» **JOB**
From the listing below, pull out all lines with "sifatida" in them.

» **STORED ROWS**
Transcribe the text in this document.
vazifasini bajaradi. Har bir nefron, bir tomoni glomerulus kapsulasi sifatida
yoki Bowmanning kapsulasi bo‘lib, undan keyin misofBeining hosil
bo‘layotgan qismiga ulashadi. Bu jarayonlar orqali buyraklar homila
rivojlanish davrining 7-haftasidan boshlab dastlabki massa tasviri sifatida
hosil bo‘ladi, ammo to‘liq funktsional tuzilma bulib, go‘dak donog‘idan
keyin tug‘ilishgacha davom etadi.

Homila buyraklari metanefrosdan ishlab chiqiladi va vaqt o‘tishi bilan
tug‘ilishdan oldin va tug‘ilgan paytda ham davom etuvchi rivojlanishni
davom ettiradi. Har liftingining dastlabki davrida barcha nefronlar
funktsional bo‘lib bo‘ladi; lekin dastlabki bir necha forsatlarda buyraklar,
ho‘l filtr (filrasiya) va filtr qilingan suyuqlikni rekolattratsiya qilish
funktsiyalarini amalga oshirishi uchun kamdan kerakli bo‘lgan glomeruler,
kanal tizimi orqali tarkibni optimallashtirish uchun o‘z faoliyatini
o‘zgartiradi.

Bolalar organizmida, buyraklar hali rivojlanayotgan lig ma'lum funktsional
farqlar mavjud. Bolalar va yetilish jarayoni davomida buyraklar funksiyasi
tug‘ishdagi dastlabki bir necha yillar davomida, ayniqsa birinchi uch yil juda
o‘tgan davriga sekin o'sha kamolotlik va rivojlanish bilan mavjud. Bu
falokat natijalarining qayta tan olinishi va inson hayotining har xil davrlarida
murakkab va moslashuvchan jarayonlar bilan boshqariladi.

---

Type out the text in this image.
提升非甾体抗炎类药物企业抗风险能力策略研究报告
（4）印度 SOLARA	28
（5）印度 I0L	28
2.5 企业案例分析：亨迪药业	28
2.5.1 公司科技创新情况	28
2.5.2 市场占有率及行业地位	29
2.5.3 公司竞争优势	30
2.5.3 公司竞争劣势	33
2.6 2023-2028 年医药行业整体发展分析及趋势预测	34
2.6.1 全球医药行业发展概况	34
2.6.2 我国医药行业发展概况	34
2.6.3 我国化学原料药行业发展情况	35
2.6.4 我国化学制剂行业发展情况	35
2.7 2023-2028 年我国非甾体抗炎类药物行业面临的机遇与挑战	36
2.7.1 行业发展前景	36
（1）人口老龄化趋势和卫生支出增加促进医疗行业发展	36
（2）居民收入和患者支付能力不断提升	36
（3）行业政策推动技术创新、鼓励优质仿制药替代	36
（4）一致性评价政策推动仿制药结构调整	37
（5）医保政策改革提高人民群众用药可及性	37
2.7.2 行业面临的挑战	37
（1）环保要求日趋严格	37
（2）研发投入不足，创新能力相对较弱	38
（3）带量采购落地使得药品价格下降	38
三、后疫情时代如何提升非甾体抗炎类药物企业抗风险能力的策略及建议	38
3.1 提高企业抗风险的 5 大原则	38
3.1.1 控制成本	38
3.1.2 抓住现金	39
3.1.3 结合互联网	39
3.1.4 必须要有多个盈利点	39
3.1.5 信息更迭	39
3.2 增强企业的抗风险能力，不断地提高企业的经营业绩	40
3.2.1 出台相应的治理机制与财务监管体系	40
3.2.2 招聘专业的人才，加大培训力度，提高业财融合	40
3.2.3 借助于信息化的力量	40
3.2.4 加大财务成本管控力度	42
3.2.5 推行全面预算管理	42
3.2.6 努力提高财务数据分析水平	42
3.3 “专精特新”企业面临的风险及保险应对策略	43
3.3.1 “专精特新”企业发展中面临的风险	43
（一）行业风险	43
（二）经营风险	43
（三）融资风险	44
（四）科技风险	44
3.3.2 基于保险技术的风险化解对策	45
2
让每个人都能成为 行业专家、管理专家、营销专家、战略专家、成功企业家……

» **SOLUTION**
vazifasini bajaradi. Har bir nefron, bir tomoni glomerulus kapsulasi sifatida
rivojlanish davrining 7-haftasidan boshlab dastlabki massa tasviri sifatida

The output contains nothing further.